## WHAT YOU WILL DO
What is the number of lines in the entries that include the word "this"? Respond with the number only.

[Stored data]
|---|

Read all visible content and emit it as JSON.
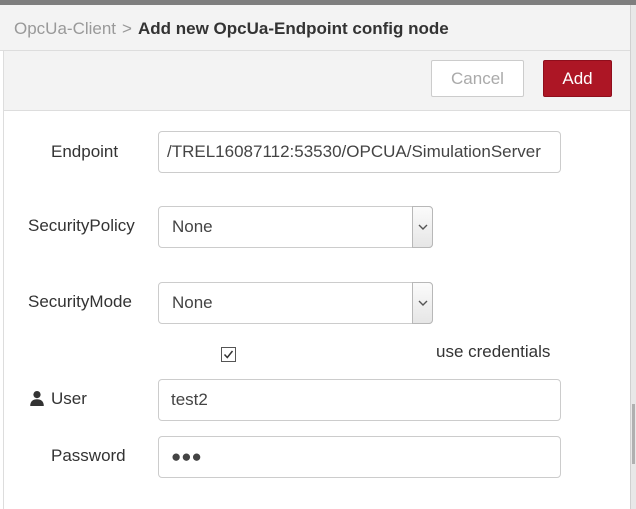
{
  "header": {
    "parent": "OpcUa-Client",
    "separator": ">",
    "title": "Add new OpcUa-Endpoint config node"
  },
  "toolbar": {
    "cancel_label": "Cancel",
    "add_label": "Add",
    "add_color": "#ad1625"
  },
  "form": {
    "endpoint": {
      "label": "Endpoint",
      "value": "/TREL16087112:53530/OPCUA/SimulationServer"
    },
    "security_policy": {
      "label": "SecurityPolicy",
      "value": "None"
    },
    "security_mode": {
      "label": "SecurityMode",
      "value": "None"
    },
    "use_credentials": {
      "label": "use credentials",
      "checked": true
    },
    "user": {
      "label": "User",
      "icon": "user-icon",
      "value": "test2"
    },
    "password": {
      "label": "Password",
      "masked_value": "●●●"
    }
  }
}
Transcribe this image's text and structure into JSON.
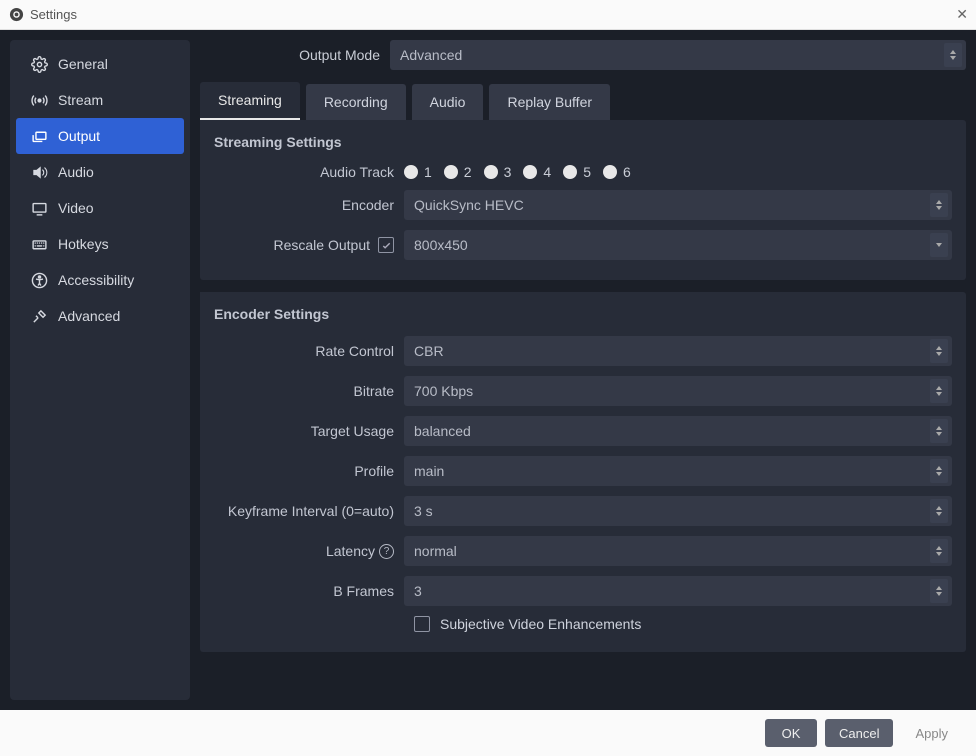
{
  "window": {
    "title": "Settings"
  },
  "sidebar": {
    "items": [
      {
        "label": "General"
      },
      {
        "label": "Stream"
      },
      {
        "label": "Output"
      },
      {
        "label": "Audio"
      },
      {
        "label": "Video"
      },
      {
        "label": "Hotkeys"
      },
      {
        "label": "Accessibility"
      },
      {
        "label": "Advanced"
      }
    ],
    "active_index": 2
  },
  "output_mode": {
    "label": "Output Mode",
    "value": "Advanced"
  },
  "tabs": {
    "items": [
      {
        "label": "Streaming"
      },
      {
        "label": "Recording"
      },
      {
        "label": "Audio"
      },
      {
        "label": "Replay Buffer"
      }
    ],
    "active_index": 0
  },
  "streaming": {
    "title": "Streaming Settings",
    "audio_track": {
      "label": "Audio Track",
      "options": [
        "1",
        "2",
        "3",
        "4",
        "5",
        "6"
      ]
    },
    "encoder": {
      "label": "Encoder",
      "value": "QuickSync HEVC"
    },
    "rescale": {
      "label": "Rescale Output",
      "checked": true,
      "value": "800x450"
    }
  },
  "encoder": {
    "title": "Encoder Settings",
    "rate_control": {
      "label": "Rate Control",
      "value": "CBR"
    },
    "bitrate": {
      "label": "Bitrate",
      "value": "700 Kbps"
    },
    "target_usage": {
      "label": "Target Usage",
      "value": "balanced"
    },
    "profile": {
      "label": "Profile",
      "value": "main"
    },
    "keyframe": {
      "label": "Keyframe Interval (0=auto)",
      "value": "3 s"
    },
    "latency": {
      "label": "Latency",
      "value": "normal"
    },
    "bframes": {
      "label": "B Frames",
      "value": "3"
    },
    "subjective": {
      "label": "Subjective Video Enhancements",
      "checked": false
    }
  },
  "footer": {
    "ok": "OK",
    "cancel": "Cancel",
    "apply": "Apply"
  }
}
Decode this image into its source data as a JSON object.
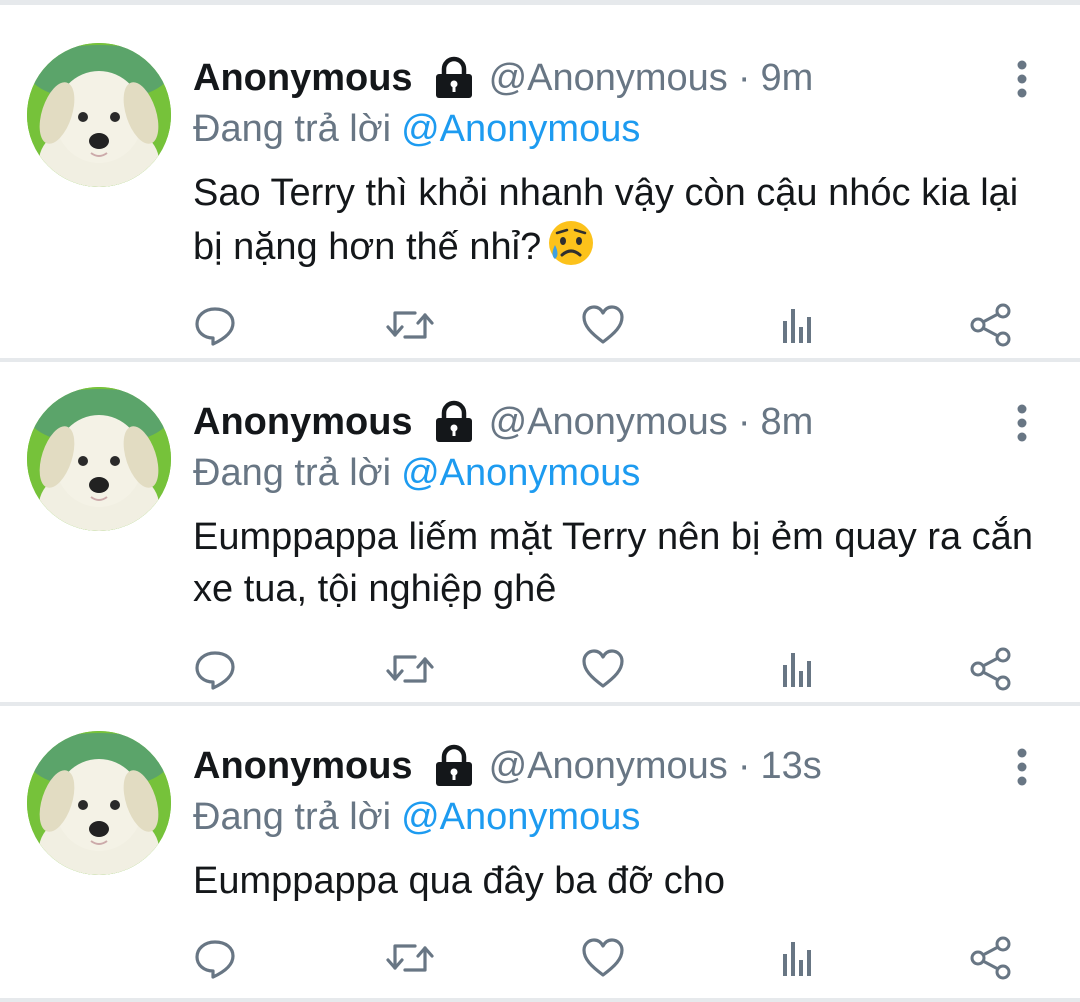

|---|

## THE RESPONSE
2